Records supplied:
━━━━━━━━

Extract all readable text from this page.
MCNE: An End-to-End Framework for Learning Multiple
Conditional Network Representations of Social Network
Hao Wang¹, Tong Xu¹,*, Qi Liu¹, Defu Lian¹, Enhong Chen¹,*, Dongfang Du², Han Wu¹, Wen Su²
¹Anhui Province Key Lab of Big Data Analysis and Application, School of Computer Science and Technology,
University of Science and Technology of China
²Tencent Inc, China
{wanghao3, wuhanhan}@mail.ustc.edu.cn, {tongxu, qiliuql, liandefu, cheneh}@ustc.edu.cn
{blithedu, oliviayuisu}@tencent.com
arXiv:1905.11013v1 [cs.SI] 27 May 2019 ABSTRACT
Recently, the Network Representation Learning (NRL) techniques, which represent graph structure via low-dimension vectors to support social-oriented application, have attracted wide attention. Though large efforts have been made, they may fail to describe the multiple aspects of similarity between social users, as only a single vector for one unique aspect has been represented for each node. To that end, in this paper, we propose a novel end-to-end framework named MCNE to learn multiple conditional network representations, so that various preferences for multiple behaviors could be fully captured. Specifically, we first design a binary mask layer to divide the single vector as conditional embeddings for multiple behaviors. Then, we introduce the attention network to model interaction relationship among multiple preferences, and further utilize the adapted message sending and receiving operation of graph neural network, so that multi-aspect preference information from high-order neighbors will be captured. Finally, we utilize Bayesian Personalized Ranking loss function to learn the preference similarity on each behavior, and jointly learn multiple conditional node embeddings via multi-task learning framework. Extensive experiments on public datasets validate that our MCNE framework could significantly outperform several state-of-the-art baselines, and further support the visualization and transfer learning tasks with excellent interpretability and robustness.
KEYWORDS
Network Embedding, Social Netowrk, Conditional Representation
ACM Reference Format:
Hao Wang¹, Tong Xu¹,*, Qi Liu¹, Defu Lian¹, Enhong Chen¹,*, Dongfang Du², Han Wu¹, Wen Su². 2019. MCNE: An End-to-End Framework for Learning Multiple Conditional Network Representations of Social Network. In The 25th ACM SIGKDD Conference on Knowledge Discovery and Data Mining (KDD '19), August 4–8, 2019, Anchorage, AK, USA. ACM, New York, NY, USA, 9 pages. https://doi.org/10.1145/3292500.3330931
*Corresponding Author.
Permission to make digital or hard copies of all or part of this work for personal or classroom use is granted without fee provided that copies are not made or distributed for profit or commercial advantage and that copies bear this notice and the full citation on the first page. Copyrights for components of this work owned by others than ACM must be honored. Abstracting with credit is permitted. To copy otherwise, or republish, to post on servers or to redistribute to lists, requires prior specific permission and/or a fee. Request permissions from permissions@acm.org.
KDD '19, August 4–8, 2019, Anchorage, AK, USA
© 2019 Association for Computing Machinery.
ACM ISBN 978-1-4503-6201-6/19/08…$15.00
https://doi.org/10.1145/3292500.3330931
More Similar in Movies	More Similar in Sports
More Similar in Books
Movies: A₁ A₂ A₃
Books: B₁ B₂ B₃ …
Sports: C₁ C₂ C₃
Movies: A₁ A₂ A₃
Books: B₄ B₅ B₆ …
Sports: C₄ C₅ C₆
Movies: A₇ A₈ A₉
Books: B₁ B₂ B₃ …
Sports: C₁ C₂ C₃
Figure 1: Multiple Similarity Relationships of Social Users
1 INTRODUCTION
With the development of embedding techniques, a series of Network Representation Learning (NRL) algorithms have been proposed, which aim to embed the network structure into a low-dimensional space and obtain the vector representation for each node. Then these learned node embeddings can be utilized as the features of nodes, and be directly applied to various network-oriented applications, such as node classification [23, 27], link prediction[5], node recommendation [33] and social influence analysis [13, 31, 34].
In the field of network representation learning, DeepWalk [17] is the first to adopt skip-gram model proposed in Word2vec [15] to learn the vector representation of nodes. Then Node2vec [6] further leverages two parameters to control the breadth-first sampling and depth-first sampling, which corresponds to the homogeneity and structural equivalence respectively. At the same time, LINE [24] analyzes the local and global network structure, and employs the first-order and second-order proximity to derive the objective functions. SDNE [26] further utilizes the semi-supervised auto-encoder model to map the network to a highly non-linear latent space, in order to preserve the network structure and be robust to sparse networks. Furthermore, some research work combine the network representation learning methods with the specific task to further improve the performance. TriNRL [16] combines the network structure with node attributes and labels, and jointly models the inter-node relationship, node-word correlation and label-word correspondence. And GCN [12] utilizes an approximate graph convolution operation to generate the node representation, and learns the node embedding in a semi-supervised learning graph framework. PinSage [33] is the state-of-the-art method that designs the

━━━━━━━━

Task objective:
Copy each line of the data above without altering a single character.

Correct answer:
Extract all readable text from this page.
MCNE: An End-to-End Framework for Learning Multiple
Conditional Network Representations of Social Network
Hao Wang¹, Tong Xu¹,*, Qi Liu¹, Defu Lian¹, Enhong Chen¹,*, Dongfang Du², Han Wu¹, Wen Su²
¹Anhui Province Key Lab of Big Data Analysis and Application, School of Computer Science and Technology,
University of Science and Technology of China
²Tencent Inc, China
{wanghao3, wuhanhan}@mail.ustc.edu.cn, {tongxu, qiliuql, liandefu, cheneh}@ustc.edu.cn
{blithedu, oliviayuisu}@tencent.com
arXiv:1905.11013v1 [cs.SI] 27 May 2019 ABSTRACT
Recently, the Network Representation Learning (NRL) techniques, which represent graph structure via low-dimension vectors to support social-oriented application, have attracted wide attention. Though large efforts have been made, they may fail to describe the multiple aspects of similarity between social users, as only a single vector for one unique aspect has been represented for each node. To that end, in this paper, we propose a novel end-to-end framework named MCNE to learn multiple conditional network representations, so that various preferences for multiple behaviors could be fully captured. Specifically, we first design a binary mask layer to divide the single vector as conditional embeddings for multiple behaviors. Then, we introduce the attention network to model interaction relationship among multiple preferences, and further utilize the adapted message sending and receiving operation of graph neural network, so that multi-aspect preference information from high-order neighbors will be captured. Finally, we utilize Bayesian Personalized Ranking loss function to learn the preference similarity on each behavior, and jointly learn multiple conditional node embeddings via multi-task learning framework. Extensive experiments on public datasets validate that our MCNE framework could significantly outperform several state-of-the-art baselines, and further support the visualization and transfer learning tasks with excellent interpretability and robustness.
KEYWORDS
Network Embedding, Social Netowrk, Conditional Representation
ACM Reference Format:
Hao Wang¹, Tong Xu¹,*, Qi Liu¹, Defu Lian¹, Enhong Chen¹,*, Dongfang Du², Han Wu¹, Wen Su². 2019. MCNE: An End-to-End Framework for Learning Multiple Conditional Network Representations of Social Network. In The 25th ACM SIGKDD Conference on Knowledge Discovery and Data Mining (KDD '19), August 4–8, 2019, Anchorage, AK, USA. ACM, New York, NY, USA, 9 pages. https://doi.org/10.1145/3292500.3330931
*Corresponding Author.
Permission to make digital or hard copies of all or part of this work for personal or classroom use is granted without fee provided that copies are not made or distributed for profit or commercial advantage and that copies bear this notice and the full citation on the first page. Copyrights for components of this work owned by others than ACM must be honored. Abstracting with credit is permitted. To copy otherwise, or republish, to post on servers or to redistribute to lists, requires prior specific permission and/or a fee. Request permissions from permissions@acm.org.
KDD '19, August 4–8, 2019, Anchorage, AK, USA
© 2019 Association for Computing Machinery.
ACM ISBN 978-1-4503-6201-6/19/08…$15.00
https://doi.org/10.1145/3292500.3330931
More Similar in Movies	More Similar in Sports
More Similar in Books
Movies: A₁ A₂ A₃
Books: B₁ B₂ B₃ …
Sports: C₁ C₂ C₃
Movies: A₁ A₂ A₃
Books: B₄ B₅ B₆ …
Sports: C₄ C₅ C₆
Movies: A₇ A₈ A₉
Books: B₁ B₂ B₃ …
Sports: C₁ C₂ C₃
Figure 1: Multiple Similarity Relationships of Social Users
1 INTRODUCTION
With the development of embedding techniques, a series of Network Representation Learning (NRL) algorithms have been proposed, which aim to embed the network structure into a low-dimensional space and obtain the vector representation for each node. Then these learned node embeddings can be utilized as the features of nodes, and be directly applied to various network-oriented applications, such as node classification [23, 27], link prediction[5], node recommendation [33] and social influence analysis [13, 31, 34].
In the field of network representation learning, DeepWalk [17] is the first to adopt skip-gram model proposed in Word2vec [15] to learn the vector representation of nodes. Then Node2vec [6] further leverages two parameters to control the breadth-first sampling and depth-first sampling, which corresponds to the homogeneity and structural equivalence respectively. At the same time, LINE [24] analyzes the local and global network structure, and employs the first-order and second-order proximity to derive the objective functions. SDNE [26] further utilizes the semi-supervised auto-encoder model to map the network to a highly non-linear latent space, in order to preserve the network structure and be robust to sparse networks. Furthermore, some research work combine the network representation learning methods with the specific task to further improve the performance. TriNRL [16] combines the network structure with node attributes and labels, and jointly models the inter-node relationship, node-word correlation and label-word correspondence. And GCN [12] utilizes an approximate graph convolution operation to generate the node representation, and learns the node embedding in a semi-supervised learning graph framework. PinSage [33] is the state-of-the-art method that designs the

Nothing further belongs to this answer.